-- Begin MATERIAL --

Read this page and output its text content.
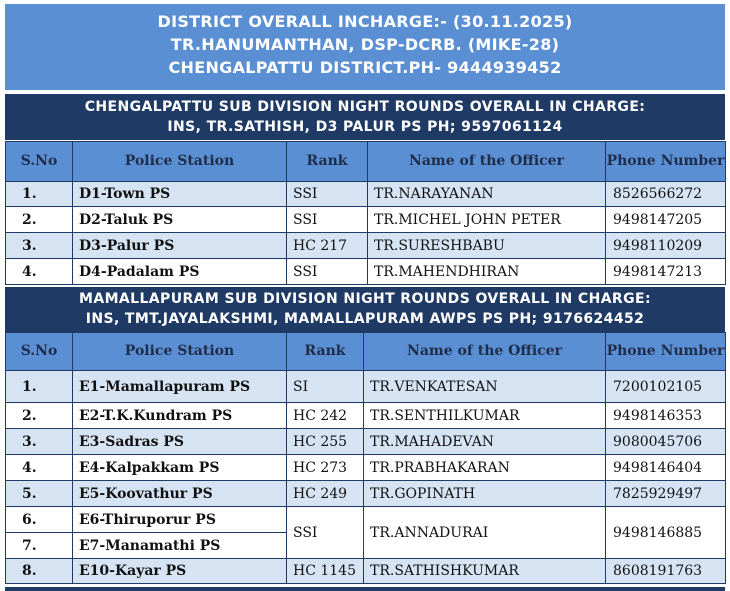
DISTRICT OVERALL INCHARGE:- (30.11.2025)
TR.HANUMANTHAN, DSP-DCRB. (MIKE-28)
CHENGALPATTU DISTRICT.PH- 9444939452
CHENGALPATTU SUB DIVISION NIGHT ROUNDS OVERALL IN CHARGE:
INS, TR.SATHISH, D3 PALUR PS PH; 9597061124
S.No	Police Station	Rank	Name of the Officer	Phone Number
1.	D1-Town PS	SSI	TR.NARAYANAN	8526566272
2.	D2-Taluk PS	SSI	TR.MICHEL JOHN PETER	9498147205
3.	D3-Palur PS	HC 217	TR.SURESHBABU	9498110209
4.	D4-Padalam PS	SSI	TR.MAHENDHIRAN	9498147213
MAMALLAPURAM SUB DIVISION NIGHT ROUNDS OVERALL IN CHARGE:
INS, TMT.JAYALAKSHMI, MAMALLAPURAM AWPS PS PH; 9176624452
S.No	Police Station	Rank	Name of the Officer	Phone Number
1.	E1-Mamallapuram PS	SI	TR.VENKATESAN	7200102105
2.	E2-T.K.Kundram PS	HC 242	TR.SENTHILKUMAR	9498146353
3.	E3-Sadras PS	HC 255	TR.MAHADEVAN	9080045706
4.	E4-Kalpakkam PS	HC 273	TR.PRABHAKARAN	9498146404
5.	E5-Koovathur PS	HC 249	TR.GOPINATH	7825929497
6.	E6-Thiruporur PS	SSI	TR.ANNADURAI	9498146885
7.	E7-Manamathi PS			
8.	E10-Kayar PS	HC 1145	TR.SATHISHKUMAR	8608191763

-- End MATERIAL --

EXERCISE DETAILS —
Exactly reproduce each record, leaving out any pictures.

EXPECTED ANSWER —
Read this page and output its text content.
DISTRICT OVERALL INCHARGE:- (30.11.2025)
TR.HANUMANTHAN, DSP-DCRB. (MIKE-28)
CHENGALPATTU DISTRICT.PH- 9444939452
CHENGALPATTU SUB DIVISION NIGHT ROUNDS OVERALL IN CHARGE:
INS, TR.SATHISH, D3 PALUR PS PH; 9597061124
S.No	Police Station	Rank	Name of the Officer	Phone Number
1.	D1-Town PS	SSI	TR.NARAYANAN	8526566272
2.	D2-Taluk PS	SSI	TR.MICHEL JOHN PETER	9498147205
3.	D3-Palur PS	HC 217	TR.SURESHBABU	9498110209
4.	D4-Padalam PS	SSI	TR.MAHENDHIRAN	9498147213
MAMALLAPURAM SUB DIVISION NIGHT ROUNDS OVERALL IN CHARGE:
INS, TMT.JAYALAKSHMI, MAMALLAPURAM AWPS PS PH; 9176624452
S.No	Police Station	Rank	Name of the Officer	Phone Number
1.	E1-Mamallapuram PS	SI	TR.VENKATESAN	7200102105
2.	E2-T.K.Kundram PS	HC 242	TR.SENTHILKUMAR	9498146353
3.	E3-Sadras PS	HC 255	TR.MAHADEVAN	9080045706
4.	E4-Kalpakkam PS	HC 273	TR.PRABHAKARAN	9498146404
5.	E5-Koovathur PS	HC 249	TR.GOPINATH	7825929497
6.	E6-Thiruporur PS	SSI	TR.ANNADURAI	9498146885
7.	E7-Manamathi PS			
8.	E10-Kayar PS	HC 1145	TR.SATHISHKUMAR	8608191763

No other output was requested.